-- START OF STORED ROWS --

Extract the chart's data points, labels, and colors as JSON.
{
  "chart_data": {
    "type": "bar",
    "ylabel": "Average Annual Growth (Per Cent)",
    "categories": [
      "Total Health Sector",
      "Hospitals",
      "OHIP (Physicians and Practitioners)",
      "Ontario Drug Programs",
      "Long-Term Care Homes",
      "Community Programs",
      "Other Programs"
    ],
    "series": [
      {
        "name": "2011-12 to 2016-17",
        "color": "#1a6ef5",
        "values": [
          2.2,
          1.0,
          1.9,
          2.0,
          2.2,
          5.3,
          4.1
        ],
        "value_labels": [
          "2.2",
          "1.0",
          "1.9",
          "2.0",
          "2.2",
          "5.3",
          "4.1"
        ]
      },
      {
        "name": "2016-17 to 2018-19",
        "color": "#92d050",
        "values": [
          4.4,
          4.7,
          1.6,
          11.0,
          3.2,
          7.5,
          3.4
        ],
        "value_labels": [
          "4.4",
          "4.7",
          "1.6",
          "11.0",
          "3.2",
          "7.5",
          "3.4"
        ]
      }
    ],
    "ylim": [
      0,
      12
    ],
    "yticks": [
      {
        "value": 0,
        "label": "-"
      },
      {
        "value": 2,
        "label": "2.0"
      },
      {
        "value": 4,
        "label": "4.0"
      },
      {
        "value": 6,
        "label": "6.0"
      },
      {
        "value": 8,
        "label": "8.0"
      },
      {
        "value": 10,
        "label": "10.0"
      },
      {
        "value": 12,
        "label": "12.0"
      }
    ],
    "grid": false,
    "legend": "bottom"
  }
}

-- END OF STORED ROWS --

(SHORT EXERCISE)
All of the material must be reproduced exactly.

(RESULT OF THIS EXERCISE)
Extract the chart's data points, labels, and colors as JSON.
{
  "chart_data": {
    "type": "bar",
    "ylabel": "Average Annual Growth (Per Cent)",
    "categories": [
      "Total Health Sector",
      "Hospitals",
      "OHIP (Physicians and Practitioners)",
      "Ontario Drug Programs",
      "Long-Term Care Homes",
      "Community Programs",
      "Other Programs"
    ],
    "series": [
      {
        "name": "2011-12 to 2016-17",
        "color": "#1a6ef5",
        "values": [
          2.2,
          1.0,
          1.9,
          2.0,
          2.2,
          5.3,
          4.1
        ],
        "value_labels": [
          "2.2",
          "1.0",
          "1.9",
          "2.0",
          "2.2",
          "5.3",
          "4.1"
        ]
      },
      {
        "name": "2016-17 to 2018-19",
        "color": "#92d050",
        "values": [
          4.4,
          4.7,
          1.6,
          11.0,
          3.2,
          7.5,
          3.4
        ],
        "value_labels": [
          "4.4",
          "4.7",
          "1.6",
          "11.0",
          "3.2",
          "7.5",
          "3.4"
        ]
      }
    ],
    "ylim": [
      0,
      12
    ],
    "yticks": [
      {
        "value": 0,
        "label": "-"
      },
      {
        "value": 2,
        "label": "2.0"
      },
      {
        "value": 4,
        "label": "4.0"
      },
      {
        "value": 6,
        "label": "6.0"
      },
      {
        "value": 8,
        "label": "8.0"
      },
      {
        "value": 10,
        "label": "10.0"
      },
      {
        "value": 12,
        "label": "12.0"
      }
    ],
    "grid": false,
    "legend": "bottom"
  }
}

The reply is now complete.